Data provided start

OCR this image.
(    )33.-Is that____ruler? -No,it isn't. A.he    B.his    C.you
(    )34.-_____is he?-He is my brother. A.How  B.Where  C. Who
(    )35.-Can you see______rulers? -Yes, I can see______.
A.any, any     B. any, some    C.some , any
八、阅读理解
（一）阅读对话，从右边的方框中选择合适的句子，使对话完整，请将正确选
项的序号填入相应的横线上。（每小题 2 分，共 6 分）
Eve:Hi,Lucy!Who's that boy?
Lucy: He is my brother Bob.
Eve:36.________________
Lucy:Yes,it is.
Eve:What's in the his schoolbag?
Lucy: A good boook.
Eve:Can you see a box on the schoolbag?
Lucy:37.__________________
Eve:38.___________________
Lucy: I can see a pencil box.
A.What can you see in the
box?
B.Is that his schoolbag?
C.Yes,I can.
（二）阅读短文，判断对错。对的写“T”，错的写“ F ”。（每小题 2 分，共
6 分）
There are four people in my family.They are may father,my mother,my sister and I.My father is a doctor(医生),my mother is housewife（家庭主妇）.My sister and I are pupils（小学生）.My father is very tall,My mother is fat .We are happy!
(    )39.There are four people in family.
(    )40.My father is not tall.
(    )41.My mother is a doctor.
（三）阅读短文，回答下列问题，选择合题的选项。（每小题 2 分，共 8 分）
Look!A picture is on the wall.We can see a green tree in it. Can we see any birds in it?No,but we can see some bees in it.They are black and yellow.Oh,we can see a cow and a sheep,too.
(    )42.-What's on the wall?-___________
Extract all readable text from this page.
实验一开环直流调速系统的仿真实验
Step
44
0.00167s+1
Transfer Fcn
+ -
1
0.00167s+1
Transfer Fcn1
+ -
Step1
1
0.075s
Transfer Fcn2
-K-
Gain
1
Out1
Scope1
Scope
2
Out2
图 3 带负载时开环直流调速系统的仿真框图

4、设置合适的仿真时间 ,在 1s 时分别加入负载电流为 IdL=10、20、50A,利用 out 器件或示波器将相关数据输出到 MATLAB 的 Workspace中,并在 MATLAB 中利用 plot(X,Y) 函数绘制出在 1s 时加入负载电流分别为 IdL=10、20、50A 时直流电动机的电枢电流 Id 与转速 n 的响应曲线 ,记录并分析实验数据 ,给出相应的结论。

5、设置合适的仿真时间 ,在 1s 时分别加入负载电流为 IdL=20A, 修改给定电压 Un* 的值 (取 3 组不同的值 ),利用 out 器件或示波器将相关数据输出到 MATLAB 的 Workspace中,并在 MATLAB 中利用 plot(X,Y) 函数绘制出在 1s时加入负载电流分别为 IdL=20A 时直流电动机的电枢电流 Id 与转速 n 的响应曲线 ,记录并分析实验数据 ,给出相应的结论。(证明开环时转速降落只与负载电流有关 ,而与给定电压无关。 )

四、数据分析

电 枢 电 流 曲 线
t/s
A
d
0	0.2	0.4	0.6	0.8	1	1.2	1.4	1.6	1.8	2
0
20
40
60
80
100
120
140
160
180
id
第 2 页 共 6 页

Data provided end

Would you reproduce all the entries exactly?

§ Written response:
OCR this image.
(    )33.-Is that____ruler? -No,it isn't. A.he    B.his    C.you
(    )34.-_____is he?-He is my brother. A.How  B.Where  C. Who
(    )35.-Can you see______rulers? -Yes, I can see______.
A.any, any     B. any, some    C.some , any
八、阅读理解
（一）阅读对话，从右边的方框中选择合适的句子，使对话完整，请将正确选
项的序号填入相应的横线上。（每小题 2 分，共 6 分）
Eve:Hi,Lucy!Who's that boy?
Lucy: He is my brother Bob.
Eve:36.________________
Lucy:Yes,it is.
Eve:What's in the his schoolbag?
Lucy: A good boook.
Eve:Can you see a box on the schoolbag?
Lucy:37.__________________
Eve:38.___________________
Lucy: I can see a pencil box.
A.What can you see in the
box?
B.Is that his schoolbag?
C.Yes,I can.
（二）阅读短文，判断对错。对的写“T”，错的写“ F ”。（每小题 2 分，共
6 分）
There are four people in my family.They are may father,my mother,my sister and I.My father is a doctor(医生),my mother is housewife（家庭主妇）.My sister and I are pupils（小学生）.My father is very tall,My mother is fat .We are happy!
(    )39.There are four people in family.
(    )40.My father is not tall.
(    )41.My mother is a doctor.
（三）阅读短文，回答下列问题，选择合题的选项。（每小题 2 分，共 8 分）
Look!A picture is on the wall.We can see a green tree in it. Can we see any birds in it?No,but we can see some bees in it.They are black and yellow.Oh,we can see a cow and a sheep,too.
(    )42.-What's on the wall?-___________
Extract all readable text from this page.
实验一开环直流调速系统的仿真实验
Step
44
0.00167s+1
Transfer Fcn
+ -
1
0.00167s+1
Transfer Fcn1
+ -
Step1
1
0.075s
Transfer Fcn2
-K-
Gain
1
Out1
Scope1
Scope
2
Out2
图 3 带负载时开环直流调速系统的仿真框图

4、设置合适的仿真时间 ,在 1s 时分别加入负载电流为 IdL=10、20、50A,利用 out 器件或示波器将相关数据输出到 MATLAB 的 Workspace中,并在 MATLAB 中利用 plot(X,Y) 函数绘制出在 1s 时加入负载电流分别为 IdL=10、20、50A 时直流电动机的电枢电流 Id 与转速 n 的响应曲线 ,记录并分析实验数据 ,给出相应的结论。

5、设置合适的仿真时间 ,在 1s 时分别加入负载电流为 IdL=20A, 修改给定电压 Un* 的值 (取 3 组不同的值 ),利用 out 器件或示波器将相关数据输出到 MATLAB 的 Workspace中,并在 MATLAB 中利用 plot(X,Y) 函数绘制出在 1s时加入负载电流分别为 IdL=20A 时直流电动机的电枢电流 Id 与转速 n 的响应曲线 ,记录并分析实验数据 ,给出相应的结论。(证明开环时转速降落只与负载电流有关 ,而与给定电压无关。 )

四、数据分析

电 枢 电 流 曲 线
t/s
A
d
0	0.2	0.4	0.6	0.8	1	1.2	1.4	1.6	1.8	2
0
20
40
60
80
100
120
140
160
180
id
第 2 页 共 6 页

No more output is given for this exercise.